# TASK
Each entry below is to be extracted exactly.

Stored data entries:
(begin)

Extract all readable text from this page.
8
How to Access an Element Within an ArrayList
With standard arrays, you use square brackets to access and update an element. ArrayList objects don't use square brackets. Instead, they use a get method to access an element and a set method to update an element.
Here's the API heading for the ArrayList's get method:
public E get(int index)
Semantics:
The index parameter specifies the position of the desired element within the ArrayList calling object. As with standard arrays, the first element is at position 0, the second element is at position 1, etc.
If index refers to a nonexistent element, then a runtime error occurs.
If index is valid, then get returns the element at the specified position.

(end)

# PROBLEM SOLUTION
Extract all readable text from this page.
8
How to Access an Element Within an ArrayList
With standard arrays, you use square brackets to access and update an element. ArrayList objects don't use square brackets. Instead, they use a get method to access an element and a set method to update an element.
Here's the API heading for the ArrayList's get method:
public E get(int index)
Semantics:
The index parameter specifies the position of the desired element within the ArrayList calling object. As with standard arrays, the first element is at position 0, the second element is at position 1, etc.
If index refers to a nonexistent element, then a runtime error occurs.
If index is valid, then get returns the element at the specified position.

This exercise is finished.